(Records excerpted from a collection)
==========
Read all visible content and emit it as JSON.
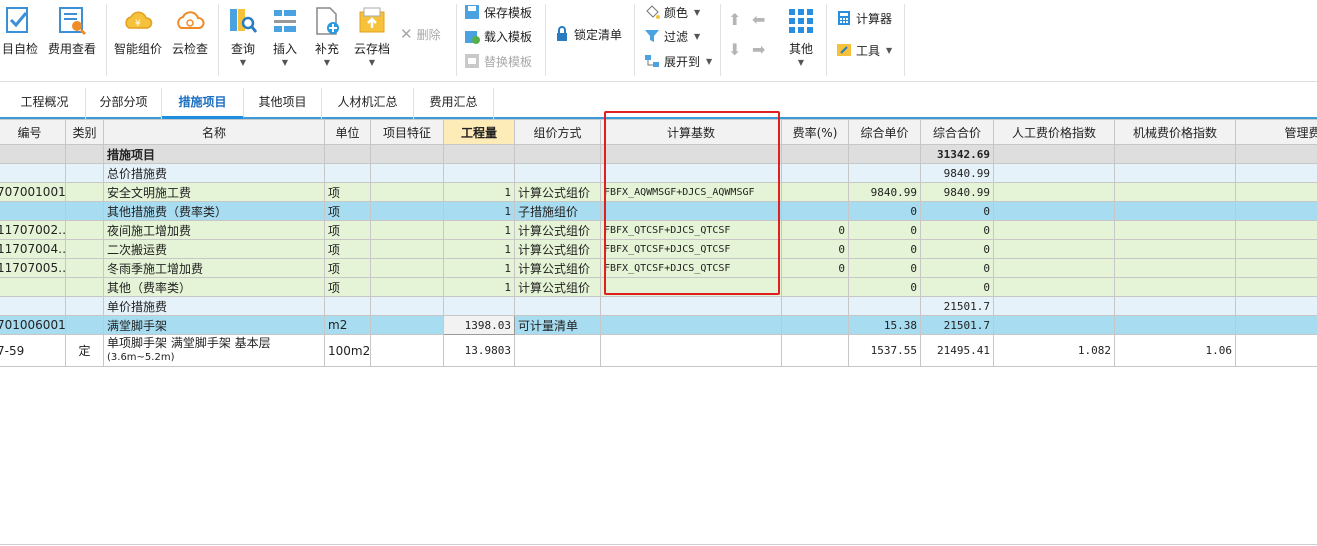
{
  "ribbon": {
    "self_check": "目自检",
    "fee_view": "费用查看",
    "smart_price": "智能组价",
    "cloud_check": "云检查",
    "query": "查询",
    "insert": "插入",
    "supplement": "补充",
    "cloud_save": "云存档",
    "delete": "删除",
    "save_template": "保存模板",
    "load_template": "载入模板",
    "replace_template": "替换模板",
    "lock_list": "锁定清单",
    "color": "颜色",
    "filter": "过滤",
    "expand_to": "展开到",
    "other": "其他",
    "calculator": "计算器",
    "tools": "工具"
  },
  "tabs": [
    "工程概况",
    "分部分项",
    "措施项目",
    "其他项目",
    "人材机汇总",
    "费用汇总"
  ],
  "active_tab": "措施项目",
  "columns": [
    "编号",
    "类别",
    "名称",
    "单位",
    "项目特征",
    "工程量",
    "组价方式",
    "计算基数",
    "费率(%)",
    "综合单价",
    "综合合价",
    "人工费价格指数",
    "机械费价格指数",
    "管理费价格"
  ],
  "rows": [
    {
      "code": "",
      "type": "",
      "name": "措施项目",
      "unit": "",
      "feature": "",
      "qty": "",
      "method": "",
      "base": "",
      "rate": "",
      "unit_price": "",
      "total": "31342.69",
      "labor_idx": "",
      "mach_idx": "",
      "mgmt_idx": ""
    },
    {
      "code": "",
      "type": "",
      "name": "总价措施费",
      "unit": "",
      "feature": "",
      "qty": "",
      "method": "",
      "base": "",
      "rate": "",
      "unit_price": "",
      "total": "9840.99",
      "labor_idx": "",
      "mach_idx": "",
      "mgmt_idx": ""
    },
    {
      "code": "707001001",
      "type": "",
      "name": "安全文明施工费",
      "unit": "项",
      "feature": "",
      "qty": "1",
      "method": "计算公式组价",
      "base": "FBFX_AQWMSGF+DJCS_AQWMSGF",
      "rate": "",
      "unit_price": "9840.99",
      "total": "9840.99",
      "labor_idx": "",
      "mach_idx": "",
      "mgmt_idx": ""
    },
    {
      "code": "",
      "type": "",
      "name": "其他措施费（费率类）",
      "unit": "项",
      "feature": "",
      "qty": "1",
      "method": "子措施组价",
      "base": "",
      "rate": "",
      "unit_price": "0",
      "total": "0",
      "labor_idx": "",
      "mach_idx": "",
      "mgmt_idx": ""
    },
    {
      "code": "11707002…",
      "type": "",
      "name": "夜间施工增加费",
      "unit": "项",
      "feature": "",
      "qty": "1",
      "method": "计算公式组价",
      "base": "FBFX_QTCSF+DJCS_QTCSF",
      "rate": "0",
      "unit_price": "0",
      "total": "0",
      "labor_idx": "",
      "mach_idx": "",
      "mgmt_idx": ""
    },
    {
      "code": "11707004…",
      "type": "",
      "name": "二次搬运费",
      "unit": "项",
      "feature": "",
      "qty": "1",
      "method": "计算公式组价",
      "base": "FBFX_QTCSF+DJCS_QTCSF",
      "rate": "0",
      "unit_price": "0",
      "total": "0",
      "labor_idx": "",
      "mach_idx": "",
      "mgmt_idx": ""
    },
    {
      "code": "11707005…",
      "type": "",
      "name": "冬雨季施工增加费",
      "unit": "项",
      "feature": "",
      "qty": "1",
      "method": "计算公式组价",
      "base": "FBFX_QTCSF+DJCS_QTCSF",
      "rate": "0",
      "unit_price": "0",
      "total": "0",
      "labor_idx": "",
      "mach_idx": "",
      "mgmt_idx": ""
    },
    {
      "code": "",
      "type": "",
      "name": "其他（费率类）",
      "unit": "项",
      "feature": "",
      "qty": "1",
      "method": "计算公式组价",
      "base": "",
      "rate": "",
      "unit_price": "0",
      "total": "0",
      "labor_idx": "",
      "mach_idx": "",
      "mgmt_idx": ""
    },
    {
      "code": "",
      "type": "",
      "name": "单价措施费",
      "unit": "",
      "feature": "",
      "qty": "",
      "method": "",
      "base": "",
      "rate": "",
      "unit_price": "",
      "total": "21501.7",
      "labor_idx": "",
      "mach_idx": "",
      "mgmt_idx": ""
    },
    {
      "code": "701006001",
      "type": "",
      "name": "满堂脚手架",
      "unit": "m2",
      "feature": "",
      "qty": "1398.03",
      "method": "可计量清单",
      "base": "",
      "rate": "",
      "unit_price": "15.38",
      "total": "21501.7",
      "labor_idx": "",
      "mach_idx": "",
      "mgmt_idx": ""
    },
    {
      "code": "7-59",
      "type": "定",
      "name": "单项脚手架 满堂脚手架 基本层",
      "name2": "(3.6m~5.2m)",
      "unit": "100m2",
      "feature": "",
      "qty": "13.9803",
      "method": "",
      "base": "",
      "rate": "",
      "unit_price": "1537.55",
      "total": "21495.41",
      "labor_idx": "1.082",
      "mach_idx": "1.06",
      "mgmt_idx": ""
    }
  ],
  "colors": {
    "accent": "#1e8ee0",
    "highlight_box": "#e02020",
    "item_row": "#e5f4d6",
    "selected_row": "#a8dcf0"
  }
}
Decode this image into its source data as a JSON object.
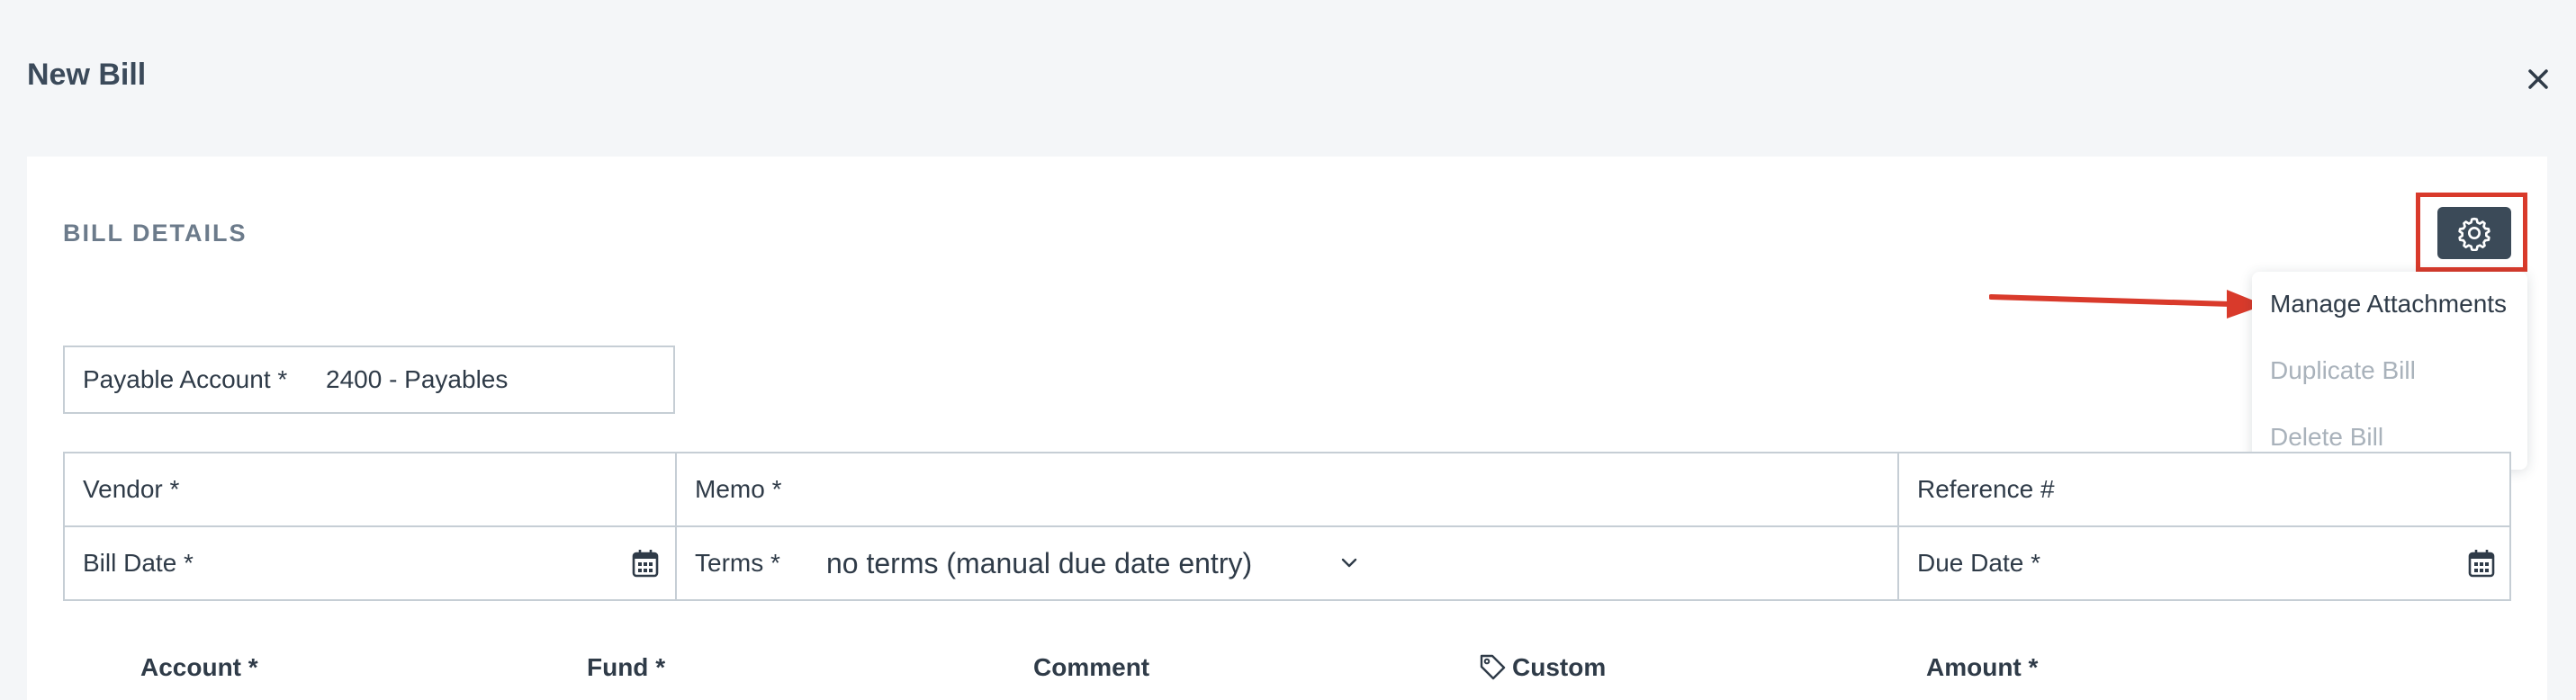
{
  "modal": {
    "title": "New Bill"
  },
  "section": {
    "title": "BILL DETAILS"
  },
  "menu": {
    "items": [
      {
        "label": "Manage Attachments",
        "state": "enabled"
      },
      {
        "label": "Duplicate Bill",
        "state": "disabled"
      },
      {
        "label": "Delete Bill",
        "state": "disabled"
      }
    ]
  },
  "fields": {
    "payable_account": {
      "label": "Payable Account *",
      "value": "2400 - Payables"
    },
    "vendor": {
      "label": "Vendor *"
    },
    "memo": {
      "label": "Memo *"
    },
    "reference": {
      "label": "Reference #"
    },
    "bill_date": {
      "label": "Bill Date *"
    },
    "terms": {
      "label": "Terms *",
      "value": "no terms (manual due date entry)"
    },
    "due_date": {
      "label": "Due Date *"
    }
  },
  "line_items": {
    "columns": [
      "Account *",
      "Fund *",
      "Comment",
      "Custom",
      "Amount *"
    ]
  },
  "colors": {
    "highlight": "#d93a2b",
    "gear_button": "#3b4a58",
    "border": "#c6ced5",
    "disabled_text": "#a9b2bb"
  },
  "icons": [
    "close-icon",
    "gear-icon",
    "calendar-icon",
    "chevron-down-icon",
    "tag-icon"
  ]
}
==========
**What you should do:**
Gather each line in the data that holds the string "JSON".

**Solution below:**
Read all visible content and emit it as JSON.
Decode this image into its source data as a JSON object.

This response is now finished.